**What is being asked**
Write out the whole listing word for word.
* * *
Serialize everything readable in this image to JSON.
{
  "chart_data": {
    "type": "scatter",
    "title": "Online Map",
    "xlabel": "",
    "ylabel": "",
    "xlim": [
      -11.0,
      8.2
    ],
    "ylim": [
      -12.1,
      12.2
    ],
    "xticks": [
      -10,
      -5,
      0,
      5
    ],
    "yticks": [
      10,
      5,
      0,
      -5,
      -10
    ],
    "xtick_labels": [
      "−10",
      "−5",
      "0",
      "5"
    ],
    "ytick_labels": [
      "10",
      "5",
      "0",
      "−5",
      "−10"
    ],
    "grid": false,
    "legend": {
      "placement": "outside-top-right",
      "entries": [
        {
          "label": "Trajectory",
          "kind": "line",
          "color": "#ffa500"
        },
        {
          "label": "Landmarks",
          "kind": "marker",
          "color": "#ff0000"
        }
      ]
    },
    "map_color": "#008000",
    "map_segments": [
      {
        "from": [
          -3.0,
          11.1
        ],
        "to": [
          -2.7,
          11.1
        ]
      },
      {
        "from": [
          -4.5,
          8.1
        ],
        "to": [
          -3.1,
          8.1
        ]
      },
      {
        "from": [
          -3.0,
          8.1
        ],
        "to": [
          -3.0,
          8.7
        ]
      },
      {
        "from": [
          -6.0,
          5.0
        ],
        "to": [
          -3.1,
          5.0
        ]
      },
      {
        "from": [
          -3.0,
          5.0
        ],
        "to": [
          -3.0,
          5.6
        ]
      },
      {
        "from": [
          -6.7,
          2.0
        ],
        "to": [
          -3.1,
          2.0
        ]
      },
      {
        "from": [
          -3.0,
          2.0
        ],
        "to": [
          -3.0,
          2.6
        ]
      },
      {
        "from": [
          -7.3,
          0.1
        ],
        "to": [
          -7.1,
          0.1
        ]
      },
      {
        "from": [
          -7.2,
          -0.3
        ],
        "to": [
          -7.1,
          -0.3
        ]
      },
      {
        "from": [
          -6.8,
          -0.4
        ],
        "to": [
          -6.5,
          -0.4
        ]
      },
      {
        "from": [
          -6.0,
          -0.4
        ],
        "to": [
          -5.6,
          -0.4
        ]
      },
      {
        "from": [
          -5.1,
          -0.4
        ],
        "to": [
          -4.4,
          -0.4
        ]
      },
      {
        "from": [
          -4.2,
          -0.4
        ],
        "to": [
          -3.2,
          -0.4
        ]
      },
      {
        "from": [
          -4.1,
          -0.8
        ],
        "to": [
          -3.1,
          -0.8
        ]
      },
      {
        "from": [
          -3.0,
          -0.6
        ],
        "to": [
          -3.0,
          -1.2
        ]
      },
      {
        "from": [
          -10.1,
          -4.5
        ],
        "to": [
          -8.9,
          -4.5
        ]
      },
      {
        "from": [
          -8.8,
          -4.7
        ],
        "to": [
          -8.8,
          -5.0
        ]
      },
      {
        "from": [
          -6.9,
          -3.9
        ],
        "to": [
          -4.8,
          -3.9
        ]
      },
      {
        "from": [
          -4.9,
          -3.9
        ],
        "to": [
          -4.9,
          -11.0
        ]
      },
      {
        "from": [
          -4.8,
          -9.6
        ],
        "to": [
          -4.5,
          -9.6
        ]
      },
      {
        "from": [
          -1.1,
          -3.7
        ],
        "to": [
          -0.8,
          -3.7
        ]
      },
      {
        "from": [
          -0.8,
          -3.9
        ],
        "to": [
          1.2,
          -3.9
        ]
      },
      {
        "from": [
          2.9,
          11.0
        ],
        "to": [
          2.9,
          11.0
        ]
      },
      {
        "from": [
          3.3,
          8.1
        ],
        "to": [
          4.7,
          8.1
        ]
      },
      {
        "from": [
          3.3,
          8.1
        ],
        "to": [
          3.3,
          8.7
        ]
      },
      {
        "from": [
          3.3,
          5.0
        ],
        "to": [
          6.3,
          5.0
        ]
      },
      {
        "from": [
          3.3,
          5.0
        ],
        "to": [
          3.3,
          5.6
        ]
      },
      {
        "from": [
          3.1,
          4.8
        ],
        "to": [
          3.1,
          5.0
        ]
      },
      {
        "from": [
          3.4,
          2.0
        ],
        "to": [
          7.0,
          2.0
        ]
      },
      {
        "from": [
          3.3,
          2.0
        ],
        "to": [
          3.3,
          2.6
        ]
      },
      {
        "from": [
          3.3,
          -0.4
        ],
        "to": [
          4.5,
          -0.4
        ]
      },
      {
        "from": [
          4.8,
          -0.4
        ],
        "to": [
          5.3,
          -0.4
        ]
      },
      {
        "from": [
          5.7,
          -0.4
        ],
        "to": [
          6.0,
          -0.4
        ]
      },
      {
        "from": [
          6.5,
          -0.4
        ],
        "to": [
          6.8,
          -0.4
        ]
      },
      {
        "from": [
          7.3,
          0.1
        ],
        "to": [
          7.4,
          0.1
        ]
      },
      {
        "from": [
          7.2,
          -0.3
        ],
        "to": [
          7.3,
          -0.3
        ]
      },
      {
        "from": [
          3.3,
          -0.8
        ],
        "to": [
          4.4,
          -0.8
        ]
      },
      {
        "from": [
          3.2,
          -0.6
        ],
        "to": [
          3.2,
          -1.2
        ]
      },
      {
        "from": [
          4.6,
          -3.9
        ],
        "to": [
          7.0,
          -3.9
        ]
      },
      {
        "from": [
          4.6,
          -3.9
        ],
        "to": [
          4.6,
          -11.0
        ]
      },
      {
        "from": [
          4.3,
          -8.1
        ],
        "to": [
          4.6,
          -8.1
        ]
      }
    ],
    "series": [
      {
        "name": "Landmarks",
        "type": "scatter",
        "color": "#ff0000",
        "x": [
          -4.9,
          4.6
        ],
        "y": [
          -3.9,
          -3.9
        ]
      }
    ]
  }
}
* * *
**Final result**
Serialize everything readable in this image to JSON.
{
  "chart_data": {
    "type": "scatter",
    "title": "Online Map",
    "xlabel": "",
    "ylabel": "",
    "xlim": [
      -11.0,
      8.2
    ],
    "ylim": [
      -12.1,
      12.2
    ],
    "xticks": [
      -10,
      -5,
      0,
      5
    ],
    "yticks": [
      10,
      5,
      0,
      -5,
      -10
    ],
    "xtick_labels": [
      "−10",
      "−5",
      "0",
      "5"
    ],
    "ytick_labels": [
      "10",
      "5",
      "0",
      "−5",
      "−10"
    ],
    "grid": false,
    "legend": {
      "placement": "outside-top-right",
      "entries": [
        {
          "label": "Trajectory",
          "kind": "line",
          "color": "#ffa500"
        },
        {
          "label": "Landmarks",
          "kind": "marker",
          "color": "#ff0000"
        }
      ]
    },
    "map_color": "#008000",
    "map_segments": [
      {
        "from": [
          -3.0,
          11.1
        ],
        "to": [
          -2.7,
          11.1
        ]
      },
      {
        "from": [
          -4.5,
          8.1
        ],
        "to": [
          -3.1,
          8.1
        ]
      },
      {
        "from": [
          -3.0,
          8.1
        ],
        "to": [
          -3.0,
          8.7
        ]
      },
      {
        "from": [
          -6.0,
          5.0
        ],
        "to": [
          -3.1,
          5.0
        ]
      },
      {
        "from": [
          -3.0,
          5.0
        ],
        "to": [
          -3.0,
          5.6
        ]
      },
      {
        "from": [
          -6.7,
          2.0
        ],
        "to": [
          -3.1,
          2.0
        ]
      },
      {
        "from": [
          -3.0,
          2.0
        ],
        "to": [
          -3.0,
          2.6
        ]
      },
      {
        "from": [
          -7.3,
          0.1
        ],
        "to": [
          -7.1,
          0.1
        ]
      },
      {
        "from": [
          -7.2,
          -0.3
        ],
        "to": [
          -7.1,
          -0.3
        ]
      },
      {
        "from": [
          -6.8,
          -0.4
        ],
        "to": [
          -6.5,
          -0.4
        ]
      },
      {
        "from": [
          -6.0,
          -0.4
        ],
        "to": [
          -5.6,
          -0.4
        ]
      },
      {
        "from": [
          -5.1,
          -0.4
        ],
        "to": [
          -4.4,
          -0.4
        ]
      },
      {
        "from": [
          -4.2,
          -0.4
        ],
        "to": [
          -3.2,
          -0.4
        ]
      },
      {
        "from": [
          -4.1,
          -0.8
        ],
        "to": [
          -3.1,
          -0.8
        ]
      },
      {
        "from": [
          -3.0,
          -0.6
        ],
        "to": [
          -3.0,
          -1.2
        ]
      },
      {
        "from": [
          -10.1,
          -4.5
        ],
        "to": [
          -8.9,
          -4.5
        ]
      },
      {
        "from": [
          -8.8,
          -4.7
        ],
        "to": [
          -8.8,
          -5.0
        ]
      },
      {
        "from": [
          -6.9,
          -3.9
        ],
        "to": [
          -4.8,
          -3.9
        ]
      },
      {
        "from": [
          -4.9,
          -3.9
        ],
        "to": [
          -4.9,
          -11.0
        ]
      },
      {
        "from": [
          -4.8,
          -9.6
        ],
        "to": [
          -4.5,
          -9.6
        ]
      },
      {
        "from": [
          -1.1,
          -3.7
        ],
        "to": [
          -0.8,
          -3.7
        ]
      },
      {
        "from": [
          -0.8,
          -3.9
        ],
        "to": [
          1.2,
          -3.9
        ]
      },
      {
        "from": [
          2.9,
          11.0
        ],
        "to": [
          2.9,
          11.0
        ]
      },
      {
        "from": [
          3.3,
          8.1
        ],
        "to": [
          4.7,
          8.1
        ]
      },
      {
        "from": [
          3.3,
          8.1
        ],
        "to": [
          3.3,
          8.7
        ]
      },
      {
        "from": [
          3.3,
          5.0
        ],
        "to": [
          6.3,
          5.0
        ]
      },
      {
        "from": [
          3.3,
          5.0
        ],
        "to": [
          3.3,
          5.6
        ]
      },
      {
        "from": [
          3.1,
          4.8
        ],
        "to": [
          3.1,
          5.0
        ]
      },
      {
        "from": [
          3.4,
          2.0
        ],
        "to": [
          7.0,
          2.0
        ]
      },
      {
        "from": [
          3.3,
          2.0
        ],
        "to": [
          3.3,
          2.6
        ]
      },
      {
        "from": [
          3.3,
          -0.4
        ],
        "to": [
          4.5,
          -0.4
        ]
      },
      {
        "from": [
          4.8,
          -0.4
        ],
        "to": [
          5.3,
          -0.4
        ]
      },
      {
        "from": [
          5.7,
          -0.4
        ],
        "to": [
          6.0,
          -0.4
        ]
      },
      {
        "from": [
          6.5,
          -0.4
        ],
        "to": [
          6.8,
          -0.4
        ]
      },
      {
        "from": [
          7.3,
          0.1
        ],
        "to": [
          7.4,
          0.1
        ]
      },
      {
        "from": [
          7.2,
          -0.3
        ],
        "to": [
          7.3,
          -0.3
        ]
      },
      {
        "from": [
          3.3,
          -0.8
        ],
        "to": [
          4.4,
          -0.8
        ]
      },
      {
        "from": [
          3.2,
          -0.6
        ],
        "to": [
          3.2,
          -1.2
        ]
      },
      {
        "from": [
          4.6,
          -3.9
        ],
        "to": [
          7.0,
          -3.9
        ]
      },
      {
        "from": [
          4.6,
          -3.9
        ],
        "to": [
          4.6,
          -11.0
        ]
      },
      {
        "from": [
          4.3,
          -8.1
        ],
        "to": [
          4.6,
          -8.1
        ]
      }
    ],
    "series": [
      {
        "name": "Landmarks",
        "type": "scatter",
        "color": "#ff0000",
        "x": [
          -4.9,
          4.6
        ],
        "y": [
          -3.9,
          -3.9
        ]
      }
    ]
  }
}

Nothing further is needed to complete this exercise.